DIRECTIONS FOR THIS TASK — Pull out every line below that contains the word "text".

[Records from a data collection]
◆ ◆ ◆
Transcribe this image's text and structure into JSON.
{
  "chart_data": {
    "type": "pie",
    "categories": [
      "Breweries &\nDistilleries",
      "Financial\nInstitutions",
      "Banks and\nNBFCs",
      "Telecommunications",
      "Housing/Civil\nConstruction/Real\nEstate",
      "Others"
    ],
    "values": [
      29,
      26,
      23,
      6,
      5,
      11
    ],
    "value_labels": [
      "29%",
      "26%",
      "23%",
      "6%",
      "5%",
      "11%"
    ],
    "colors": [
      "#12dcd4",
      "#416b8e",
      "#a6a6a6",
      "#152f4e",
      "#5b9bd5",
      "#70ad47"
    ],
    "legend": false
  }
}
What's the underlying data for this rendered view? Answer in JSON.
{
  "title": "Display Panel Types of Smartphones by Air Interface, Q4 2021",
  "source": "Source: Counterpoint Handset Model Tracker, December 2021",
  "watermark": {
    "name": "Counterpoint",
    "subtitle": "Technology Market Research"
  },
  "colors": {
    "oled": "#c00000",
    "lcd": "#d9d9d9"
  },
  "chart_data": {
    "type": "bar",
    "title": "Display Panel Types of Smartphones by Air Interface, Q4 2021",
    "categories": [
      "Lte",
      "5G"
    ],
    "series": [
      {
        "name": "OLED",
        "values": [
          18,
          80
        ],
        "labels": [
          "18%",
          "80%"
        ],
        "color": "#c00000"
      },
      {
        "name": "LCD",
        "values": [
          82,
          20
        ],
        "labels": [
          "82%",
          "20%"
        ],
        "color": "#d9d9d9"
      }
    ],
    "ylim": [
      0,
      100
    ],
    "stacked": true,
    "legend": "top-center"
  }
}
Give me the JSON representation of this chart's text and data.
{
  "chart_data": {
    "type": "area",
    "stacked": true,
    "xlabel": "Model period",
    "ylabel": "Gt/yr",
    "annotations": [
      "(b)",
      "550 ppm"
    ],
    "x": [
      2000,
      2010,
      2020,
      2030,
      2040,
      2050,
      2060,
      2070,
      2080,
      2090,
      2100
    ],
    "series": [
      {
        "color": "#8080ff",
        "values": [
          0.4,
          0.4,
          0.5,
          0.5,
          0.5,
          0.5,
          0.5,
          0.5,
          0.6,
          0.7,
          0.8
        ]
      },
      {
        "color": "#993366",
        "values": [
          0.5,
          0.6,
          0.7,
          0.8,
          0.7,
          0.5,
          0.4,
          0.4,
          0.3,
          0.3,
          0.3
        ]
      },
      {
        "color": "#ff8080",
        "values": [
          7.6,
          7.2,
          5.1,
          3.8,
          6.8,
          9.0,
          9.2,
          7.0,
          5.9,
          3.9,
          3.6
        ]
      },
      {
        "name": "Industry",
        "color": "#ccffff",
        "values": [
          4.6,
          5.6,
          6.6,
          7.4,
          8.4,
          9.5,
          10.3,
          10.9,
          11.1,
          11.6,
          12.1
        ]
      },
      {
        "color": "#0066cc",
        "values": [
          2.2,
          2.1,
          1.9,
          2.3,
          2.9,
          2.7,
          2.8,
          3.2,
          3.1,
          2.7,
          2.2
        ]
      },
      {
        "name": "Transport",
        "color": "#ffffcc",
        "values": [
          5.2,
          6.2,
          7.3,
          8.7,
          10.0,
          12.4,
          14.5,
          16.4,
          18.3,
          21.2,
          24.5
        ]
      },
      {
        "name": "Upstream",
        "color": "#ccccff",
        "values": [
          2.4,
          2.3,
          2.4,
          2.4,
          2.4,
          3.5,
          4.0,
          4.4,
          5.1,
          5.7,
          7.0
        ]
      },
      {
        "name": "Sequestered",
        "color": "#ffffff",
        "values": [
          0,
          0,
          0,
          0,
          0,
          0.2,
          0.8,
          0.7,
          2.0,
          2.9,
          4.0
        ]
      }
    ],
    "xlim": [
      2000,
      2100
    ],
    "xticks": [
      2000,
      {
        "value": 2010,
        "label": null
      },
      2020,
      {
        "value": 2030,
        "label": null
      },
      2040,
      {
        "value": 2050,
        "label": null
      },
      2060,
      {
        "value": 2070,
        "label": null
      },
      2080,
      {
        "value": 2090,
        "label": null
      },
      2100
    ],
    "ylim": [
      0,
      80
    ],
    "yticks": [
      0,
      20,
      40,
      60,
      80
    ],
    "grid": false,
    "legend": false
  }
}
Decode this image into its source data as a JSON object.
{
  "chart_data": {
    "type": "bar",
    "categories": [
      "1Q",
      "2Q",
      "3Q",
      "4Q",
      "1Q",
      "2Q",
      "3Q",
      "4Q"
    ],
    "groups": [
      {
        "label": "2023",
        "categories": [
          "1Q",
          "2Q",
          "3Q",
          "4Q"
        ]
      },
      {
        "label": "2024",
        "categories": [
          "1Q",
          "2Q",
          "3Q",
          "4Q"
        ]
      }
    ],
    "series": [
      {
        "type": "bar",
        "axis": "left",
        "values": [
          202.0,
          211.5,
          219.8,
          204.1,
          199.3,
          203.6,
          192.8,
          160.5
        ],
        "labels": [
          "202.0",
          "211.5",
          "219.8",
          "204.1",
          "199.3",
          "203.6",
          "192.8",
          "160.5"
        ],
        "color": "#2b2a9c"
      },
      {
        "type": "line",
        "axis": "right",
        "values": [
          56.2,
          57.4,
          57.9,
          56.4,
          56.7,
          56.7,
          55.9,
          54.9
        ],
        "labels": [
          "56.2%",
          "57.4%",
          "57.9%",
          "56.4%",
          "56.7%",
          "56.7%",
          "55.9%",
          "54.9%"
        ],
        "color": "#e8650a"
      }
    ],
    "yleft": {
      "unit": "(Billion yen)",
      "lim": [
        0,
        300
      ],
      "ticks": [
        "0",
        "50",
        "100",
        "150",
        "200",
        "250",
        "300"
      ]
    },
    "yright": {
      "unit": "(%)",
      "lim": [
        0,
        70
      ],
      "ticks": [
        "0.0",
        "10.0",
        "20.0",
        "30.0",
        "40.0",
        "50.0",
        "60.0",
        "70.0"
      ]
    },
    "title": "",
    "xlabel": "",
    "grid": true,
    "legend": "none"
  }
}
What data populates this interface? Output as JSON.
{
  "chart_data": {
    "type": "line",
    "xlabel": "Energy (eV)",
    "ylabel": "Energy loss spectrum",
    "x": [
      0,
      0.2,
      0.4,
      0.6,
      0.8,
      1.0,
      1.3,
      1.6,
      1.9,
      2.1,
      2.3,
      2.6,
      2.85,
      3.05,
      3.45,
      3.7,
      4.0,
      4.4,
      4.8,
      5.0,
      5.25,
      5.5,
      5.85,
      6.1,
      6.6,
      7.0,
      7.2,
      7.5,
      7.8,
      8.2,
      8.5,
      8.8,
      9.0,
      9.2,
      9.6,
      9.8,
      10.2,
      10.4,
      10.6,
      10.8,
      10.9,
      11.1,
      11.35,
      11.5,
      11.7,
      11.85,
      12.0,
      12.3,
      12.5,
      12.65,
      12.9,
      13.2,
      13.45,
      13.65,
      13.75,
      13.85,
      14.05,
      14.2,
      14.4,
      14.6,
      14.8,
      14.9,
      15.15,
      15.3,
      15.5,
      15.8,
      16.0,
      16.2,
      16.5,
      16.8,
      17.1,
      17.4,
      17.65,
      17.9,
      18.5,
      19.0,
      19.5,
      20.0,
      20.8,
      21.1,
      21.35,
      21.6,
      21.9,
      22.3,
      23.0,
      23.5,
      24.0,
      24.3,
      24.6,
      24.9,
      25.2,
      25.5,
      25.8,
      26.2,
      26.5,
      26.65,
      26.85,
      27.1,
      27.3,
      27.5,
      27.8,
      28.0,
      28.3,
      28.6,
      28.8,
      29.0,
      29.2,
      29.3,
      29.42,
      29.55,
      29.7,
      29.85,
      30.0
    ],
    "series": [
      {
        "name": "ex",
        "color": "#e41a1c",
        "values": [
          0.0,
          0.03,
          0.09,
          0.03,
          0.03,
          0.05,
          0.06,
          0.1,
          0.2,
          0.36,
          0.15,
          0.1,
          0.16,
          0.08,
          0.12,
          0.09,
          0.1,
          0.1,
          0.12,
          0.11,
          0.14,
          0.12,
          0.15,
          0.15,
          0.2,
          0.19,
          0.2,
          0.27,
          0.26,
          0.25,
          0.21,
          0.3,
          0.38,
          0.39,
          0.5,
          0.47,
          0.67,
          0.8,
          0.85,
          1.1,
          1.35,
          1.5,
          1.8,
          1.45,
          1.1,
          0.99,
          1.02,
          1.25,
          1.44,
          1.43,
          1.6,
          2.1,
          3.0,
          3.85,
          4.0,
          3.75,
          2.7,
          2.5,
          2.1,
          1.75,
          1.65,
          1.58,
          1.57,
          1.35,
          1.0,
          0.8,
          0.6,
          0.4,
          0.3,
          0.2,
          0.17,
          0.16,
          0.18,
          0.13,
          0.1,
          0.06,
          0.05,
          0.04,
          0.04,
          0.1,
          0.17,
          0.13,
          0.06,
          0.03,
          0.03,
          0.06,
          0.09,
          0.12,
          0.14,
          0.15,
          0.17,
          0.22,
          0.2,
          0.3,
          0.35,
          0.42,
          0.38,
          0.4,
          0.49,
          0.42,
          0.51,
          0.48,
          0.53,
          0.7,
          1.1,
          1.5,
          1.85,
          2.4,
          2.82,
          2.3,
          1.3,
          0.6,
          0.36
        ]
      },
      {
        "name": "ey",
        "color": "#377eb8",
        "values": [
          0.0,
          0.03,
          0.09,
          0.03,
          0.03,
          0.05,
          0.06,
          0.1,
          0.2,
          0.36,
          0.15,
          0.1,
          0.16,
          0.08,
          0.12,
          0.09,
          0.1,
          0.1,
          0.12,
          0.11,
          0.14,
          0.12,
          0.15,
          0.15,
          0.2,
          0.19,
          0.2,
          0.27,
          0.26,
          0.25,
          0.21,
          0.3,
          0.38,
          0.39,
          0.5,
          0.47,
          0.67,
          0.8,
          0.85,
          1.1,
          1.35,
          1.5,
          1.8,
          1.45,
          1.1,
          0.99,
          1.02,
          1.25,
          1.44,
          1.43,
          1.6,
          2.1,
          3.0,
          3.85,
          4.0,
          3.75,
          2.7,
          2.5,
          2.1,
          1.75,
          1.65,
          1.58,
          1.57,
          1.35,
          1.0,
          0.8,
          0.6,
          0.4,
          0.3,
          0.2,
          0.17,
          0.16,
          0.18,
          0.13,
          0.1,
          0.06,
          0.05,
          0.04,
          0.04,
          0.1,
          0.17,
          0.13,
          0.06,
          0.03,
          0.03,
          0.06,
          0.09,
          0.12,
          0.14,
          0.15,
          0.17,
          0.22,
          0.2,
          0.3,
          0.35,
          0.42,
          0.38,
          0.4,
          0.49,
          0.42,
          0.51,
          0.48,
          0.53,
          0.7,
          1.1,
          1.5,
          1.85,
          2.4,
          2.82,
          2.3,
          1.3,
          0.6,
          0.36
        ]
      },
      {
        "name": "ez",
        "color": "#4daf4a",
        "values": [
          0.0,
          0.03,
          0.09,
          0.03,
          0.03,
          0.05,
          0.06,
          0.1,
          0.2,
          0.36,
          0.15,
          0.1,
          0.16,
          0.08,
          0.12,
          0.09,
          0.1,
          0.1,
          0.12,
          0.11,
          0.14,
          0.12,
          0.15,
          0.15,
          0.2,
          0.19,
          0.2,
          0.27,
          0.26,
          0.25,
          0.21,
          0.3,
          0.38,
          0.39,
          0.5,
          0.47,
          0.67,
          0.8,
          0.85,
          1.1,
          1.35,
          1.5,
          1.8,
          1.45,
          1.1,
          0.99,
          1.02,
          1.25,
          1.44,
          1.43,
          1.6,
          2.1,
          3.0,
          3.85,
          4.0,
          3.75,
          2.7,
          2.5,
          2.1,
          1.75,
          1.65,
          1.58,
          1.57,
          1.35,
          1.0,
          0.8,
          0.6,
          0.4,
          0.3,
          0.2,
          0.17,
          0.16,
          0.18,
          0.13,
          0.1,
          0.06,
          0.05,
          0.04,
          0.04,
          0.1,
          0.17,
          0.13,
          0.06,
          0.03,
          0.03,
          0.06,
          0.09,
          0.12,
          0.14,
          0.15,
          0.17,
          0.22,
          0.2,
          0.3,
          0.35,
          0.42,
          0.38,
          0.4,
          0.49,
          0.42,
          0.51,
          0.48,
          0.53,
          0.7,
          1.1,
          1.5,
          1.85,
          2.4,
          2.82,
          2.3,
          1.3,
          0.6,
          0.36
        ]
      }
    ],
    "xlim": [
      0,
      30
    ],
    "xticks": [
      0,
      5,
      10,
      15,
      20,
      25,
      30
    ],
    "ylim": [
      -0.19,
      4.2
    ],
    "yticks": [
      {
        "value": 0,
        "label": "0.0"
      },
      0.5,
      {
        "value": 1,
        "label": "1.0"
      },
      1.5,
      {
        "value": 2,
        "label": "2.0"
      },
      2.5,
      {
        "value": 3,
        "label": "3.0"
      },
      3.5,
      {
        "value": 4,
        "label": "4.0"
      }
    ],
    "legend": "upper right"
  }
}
◆ ◆ ◆
SOLUTION —
Transcribe this image's text and structure into JSON.
Give me the JSON representation of this chart's text and data.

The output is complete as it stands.